* start Exercise data *

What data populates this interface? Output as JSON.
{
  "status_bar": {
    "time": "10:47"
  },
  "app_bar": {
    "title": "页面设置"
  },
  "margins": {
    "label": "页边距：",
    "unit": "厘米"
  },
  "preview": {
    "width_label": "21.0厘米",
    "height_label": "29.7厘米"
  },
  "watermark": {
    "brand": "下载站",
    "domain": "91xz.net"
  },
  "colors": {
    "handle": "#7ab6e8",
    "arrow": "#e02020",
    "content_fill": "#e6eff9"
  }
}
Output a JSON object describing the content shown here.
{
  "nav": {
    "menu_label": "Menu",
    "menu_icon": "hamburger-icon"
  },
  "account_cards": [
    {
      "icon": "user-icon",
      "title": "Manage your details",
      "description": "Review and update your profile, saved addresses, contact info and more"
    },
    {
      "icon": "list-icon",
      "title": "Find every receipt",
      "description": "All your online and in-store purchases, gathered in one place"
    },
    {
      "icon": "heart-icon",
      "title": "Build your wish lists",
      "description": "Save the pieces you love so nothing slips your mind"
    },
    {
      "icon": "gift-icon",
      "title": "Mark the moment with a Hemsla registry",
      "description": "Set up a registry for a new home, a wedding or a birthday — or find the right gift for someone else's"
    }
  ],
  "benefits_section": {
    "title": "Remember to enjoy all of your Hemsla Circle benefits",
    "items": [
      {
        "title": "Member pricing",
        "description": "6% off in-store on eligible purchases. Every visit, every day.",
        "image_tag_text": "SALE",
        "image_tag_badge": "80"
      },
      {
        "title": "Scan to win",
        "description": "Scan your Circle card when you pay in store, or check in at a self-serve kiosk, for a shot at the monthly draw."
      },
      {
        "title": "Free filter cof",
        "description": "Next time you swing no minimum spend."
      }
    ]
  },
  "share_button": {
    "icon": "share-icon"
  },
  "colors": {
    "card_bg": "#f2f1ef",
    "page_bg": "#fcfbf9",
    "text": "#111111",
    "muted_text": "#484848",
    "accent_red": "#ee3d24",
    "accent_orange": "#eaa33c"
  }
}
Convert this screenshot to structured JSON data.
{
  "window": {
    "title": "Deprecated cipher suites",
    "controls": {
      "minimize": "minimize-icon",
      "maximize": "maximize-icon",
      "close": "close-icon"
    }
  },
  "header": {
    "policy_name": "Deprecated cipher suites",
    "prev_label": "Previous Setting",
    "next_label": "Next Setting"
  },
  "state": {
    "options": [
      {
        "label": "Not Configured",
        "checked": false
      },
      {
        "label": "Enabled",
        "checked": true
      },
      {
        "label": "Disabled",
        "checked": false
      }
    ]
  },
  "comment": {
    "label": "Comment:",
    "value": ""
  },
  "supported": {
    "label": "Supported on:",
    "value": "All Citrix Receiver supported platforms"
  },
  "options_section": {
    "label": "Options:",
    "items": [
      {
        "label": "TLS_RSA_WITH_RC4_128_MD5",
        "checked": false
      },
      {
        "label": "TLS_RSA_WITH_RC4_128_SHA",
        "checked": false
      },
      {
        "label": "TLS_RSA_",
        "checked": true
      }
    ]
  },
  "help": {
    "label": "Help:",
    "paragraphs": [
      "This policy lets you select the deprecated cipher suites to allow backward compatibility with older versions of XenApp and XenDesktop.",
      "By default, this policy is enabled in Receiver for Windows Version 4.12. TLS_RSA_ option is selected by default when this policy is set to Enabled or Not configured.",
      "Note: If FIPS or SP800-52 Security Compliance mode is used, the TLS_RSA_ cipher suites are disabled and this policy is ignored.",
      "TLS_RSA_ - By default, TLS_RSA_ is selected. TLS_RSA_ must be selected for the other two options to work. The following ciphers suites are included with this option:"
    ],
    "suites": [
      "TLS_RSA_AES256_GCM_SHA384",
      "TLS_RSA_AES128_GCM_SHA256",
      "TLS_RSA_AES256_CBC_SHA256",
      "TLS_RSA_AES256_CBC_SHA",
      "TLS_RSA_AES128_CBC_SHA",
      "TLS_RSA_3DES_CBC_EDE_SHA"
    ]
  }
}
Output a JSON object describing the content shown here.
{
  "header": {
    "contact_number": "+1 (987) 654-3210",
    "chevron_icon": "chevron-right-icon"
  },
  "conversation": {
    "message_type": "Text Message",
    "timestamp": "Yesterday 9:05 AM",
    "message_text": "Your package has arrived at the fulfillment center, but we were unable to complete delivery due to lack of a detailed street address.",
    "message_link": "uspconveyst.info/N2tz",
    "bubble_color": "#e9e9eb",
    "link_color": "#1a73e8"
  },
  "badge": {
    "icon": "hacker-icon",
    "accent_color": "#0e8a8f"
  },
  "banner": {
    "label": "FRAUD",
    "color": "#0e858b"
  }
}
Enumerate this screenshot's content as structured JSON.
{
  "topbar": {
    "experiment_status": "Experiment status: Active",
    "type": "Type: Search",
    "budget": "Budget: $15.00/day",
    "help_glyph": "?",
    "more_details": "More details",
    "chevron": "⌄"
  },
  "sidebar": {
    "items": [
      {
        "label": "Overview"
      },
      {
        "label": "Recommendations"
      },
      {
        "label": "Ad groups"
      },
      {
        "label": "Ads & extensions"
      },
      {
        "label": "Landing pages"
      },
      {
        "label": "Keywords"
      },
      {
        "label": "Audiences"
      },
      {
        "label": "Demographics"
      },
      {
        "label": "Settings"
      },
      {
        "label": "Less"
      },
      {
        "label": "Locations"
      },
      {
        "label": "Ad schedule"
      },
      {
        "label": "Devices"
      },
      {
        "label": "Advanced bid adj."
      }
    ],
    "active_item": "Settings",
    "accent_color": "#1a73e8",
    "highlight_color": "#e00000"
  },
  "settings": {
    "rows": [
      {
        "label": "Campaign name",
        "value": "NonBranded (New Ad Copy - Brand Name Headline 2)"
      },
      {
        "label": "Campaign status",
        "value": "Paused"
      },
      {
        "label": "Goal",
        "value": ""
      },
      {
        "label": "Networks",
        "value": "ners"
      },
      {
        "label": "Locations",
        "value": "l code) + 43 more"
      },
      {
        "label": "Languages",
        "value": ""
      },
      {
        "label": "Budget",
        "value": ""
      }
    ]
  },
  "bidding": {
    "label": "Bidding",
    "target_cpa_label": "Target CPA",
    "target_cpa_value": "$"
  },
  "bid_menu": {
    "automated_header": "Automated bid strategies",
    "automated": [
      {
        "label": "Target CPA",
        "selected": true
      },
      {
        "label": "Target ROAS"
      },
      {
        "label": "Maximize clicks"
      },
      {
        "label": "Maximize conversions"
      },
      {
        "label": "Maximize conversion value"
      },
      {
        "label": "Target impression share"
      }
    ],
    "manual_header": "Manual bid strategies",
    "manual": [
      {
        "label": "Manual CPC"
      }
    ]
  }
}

* end Exercise data *

» Work instructions: Each entry above is to be set down again in exactly the same words.

» Response for this exercise:
What data populates this interface? Output as JSON.
{
  "status_bar": {
    "time": "10:47"
  },
  "app_bar": {
    "title": "页面设置"
  },
  "margins": {
    "label": "页边距：",
    "unit": "厘米"
  },
  "preview": {
    "width_label": "21.0厘米",
    "height_label": "29.7厘米"
  },
  "watermark": {
    "brand": "下载站",
    "domain": "91xz.net"
  },
  "colors": {
    "handle": "#7ab6e8",
    "arrow": "#e02020",
    "content_fill": "#e6eff9"
  }
}
Output a JSON object describing the content shown here.
{
  "nav": {
    "menu_label": "Menu",
    "menu_icon": "hamburger-icon"
  },
  "account_cards": [
    {
      "icon": "user-icon",
      "title": "Manage your details",
      "description": "Review and update your profile, saved addresses, contact info and more"
    },
    {
      "icon": "list-icon",
      "title": "Find every receipt",
      "description": "All your online and in-store purchases, gathered in one place"
    },
    {
      "icon": "heart-icon",
      "title": "Build your wish lists",
      "description": "Save the pieces you love so nothing slips your mind"
    },
    {
      "icon": "gift-icon",
      "title": "Mark the moment with a Hemsla registry",
      "description": "Set up a registry for a new home, a wedding or a birthday — or find the right gift for someone else's"
    }
  ],
  "benefits_section": {
    "title": "Remember to enjoy all of your Hemsla Circle benefits",
    "items": [
      {
        "title": "Member pricing",
        "description": "6% off in-store on eligible purchases. Every visit, every day.",
        "image_tag_text": "SALE",
        "image_tag_badge": "80"
      },
      {
        "title": "Scan to win",
        "description": "Scan your Circle card when you pay in store, or check in at a self-serve kiosk, for a shot at the monthly draw."
      },
      {
        "title": "Free filter cof",
        "description": "Next time you swing no minimum spend."
      }
    ]
  },
  "share_button": {
    "icon": "share-icon"
  },
  "colors": {
    "card_bg": "#f2f1ef",
    "page_bg": "#fcfbf9",
    "text": "#111111",
    "muted_text": "#484848",
    "accent_red": "#ee3d24",
    "accent_orange": "#eaa33c"
  }
}
Convert this screenshot to structured JSON data.
{
  "window": {
    "title": "Deprecated cipher suites",
    "controls": {
      "minimize": "minimize-icon",
      "maximize": "maximize-icon",
      "close": "close-icon"
    }
  },
  "header": {
    "policy_name": "Deprecated cipher suites",
    "prev_label": "Previous Setting",
    "next_label": "Next Setting"
  },
  "state": {
    "options": [
      {
        "label": "Not Configured",
        "checked": false
      },
      {
        "label": "Enabled",
        "checked": true
      },
      {
        "label": "Disabled",
        "checked": false
      }
    ]
  },
  "comment": {
    "label": "Comment:",
    "value": ""
  },
  "supported": {
    "label": "Supported on:",
    "value": "All Citrix Receiver supported platforms"
  },
  "options_section": {
    "label": "Options:",
    "items": [
      {
        "label": "TLS_RSA_WITH_RC4_128_MD5",
        "checked": false
      },
      {
        "label": "TLS_RSA_WITH_RC4_128_SHA",
        "checked": false
      },
      {
        "label": "TLS_RSA_",
        "checked": true
      }
    ]
  },
  "help": {
    "label": "Help:",
    "paragraphs": [
      "This policy lets you select the deprecated cipher suites to allow backward compatibility with older versions of XenApp and XenDesktop.",
      "By default, this policy is enabled in Receiver for Windows Version 4.12. TLS_RSA_ option is selected by default when this policy is set to Enabled or Not configured.",
      "Note: If FIPS or SP800-52 Security Compliance mode is used, the TLS_RSA_ cipher suites are disabled and this policy is ignored.",
      "TLS_RSA_ - By default, TLS_RSA_ is selected. TLS_RSA_ must be selected for the other two options to work. The following ciphers suites are included with this option:"
    ],
    "suites": [
      "TLS_RSA_AES256_GCM_SHA384",
      "TLS_RSA_AES128_GCM_SHA256",
      "TLS_RSA_AES256_CBC_SHA256",
      "TLS_RSA_AES256_CBC_SHA",
      "TLS_RSA_AES128_CBC_SHA",
      "TLS_RSA_3DES_CBC_EDE_SHA"
    ]
  }
}
Output a JSON object describing the content shown here.
{
  "header": {
    "contact_number": "+1 (987) 654-3210",
    "chevron_icon": "chevron-right-icon"
  },
  "conversation": {
    "message_type": "Text Message",
    "timestamp": "Yesterday 9:05 AM",
    "message_text": "Your package has arrived at the fulfillment center, but we were unable to complete delivery due to lack of a detailed street address.",
    "message_link": "uspconveyst.info/N2tz",
    "bubble_color": "#e9e9eb",
    "link_color": "#1a73e8"
  },
  "badge": {
    "icon": "hacker-icon",
    "accent_color": "#0e8a8f"
  },
  "banner": {
    "label": "FRAUD",
    "color": "#0e858b"
  }
}
Enumerate this screenshot's content as structured JSON.
{
  "topbar": {
    "experiment_status": "Experiment status: Active",
    "type": "Type: Search",
    "budget": "Budget: $15.00/day",
    "help_glyph": "?",
    "more_details": "More details",
    "chevron": "⌄"
  },
  "sidebar": {
    "items": [
      {
        "label": "Overview"
      },
      {
        "label": "Recommendations"
      },
      {
        "label": "Ad groups"
      },
      {
        "label": "Ads & extensions"
      },
      {
        "label": "Landing pages"
      },
      {
        "label": "Keywords"
      },
      {
        "label": "Audiences"
      },
      {
        "label": "Demographics"
      },
      {
        "label": "Settings"
      },
      {
        "label": "Less"
      },
      {
        "label": "Locations"
      },
      {
        "label": "Ad schedule"
      },
      {
        "label": "Devices"
      },
      {
        "label": "Advanced bid adj."
      }
    ],
    "active_item": "Settings",
    "accent_color": "#1a73e8",
    "highlight_color": "#e00000"
  },
  "settings": {
    "rows": [
      {
        "label": "Campaign name",
        "value": "NonBranded (New Ad Copy - Brand Name Headline 2)"
      },
      {
        "label": "Campaign status",
        "value": "Paused"
      },
      {
        "label": "Goal",
        "value": ""
      },
      {
        "label": "Networks",
        "value": "ners"
      },
      {
        "label": "Locations",
        "value": "l code) + 43 more"
      },
      {
        "label": "Languages",
        "value": ""
      },
      {
        "label": "Budget",
        "value": ""
      }
    ]
  },
  "bidding": {
    "label": "Bidding",
    "target_cpa_label": "Target CPA",
    "target_cpa_value": "$"
  },
  "bid_menu": {
    "automated_header": "Automated bid strategies",
    "automated": [
      {
        "label": "Target CPA",
        "selected": true
      },
      {
        "label": "Target ROAS"
      },
      {
        "label": "Maximize clicks"
      },
      {
        "label": "Maximize conversions"
      },
      {
        "label": "Maximize conversion value"
      },
      {
        "label": "Target impression share"
      }
    ],
    "manual_header": "Manual bid strategies",
    "manual": [
      {
        "label": "Manual CPC"
      }
    ]
  }
}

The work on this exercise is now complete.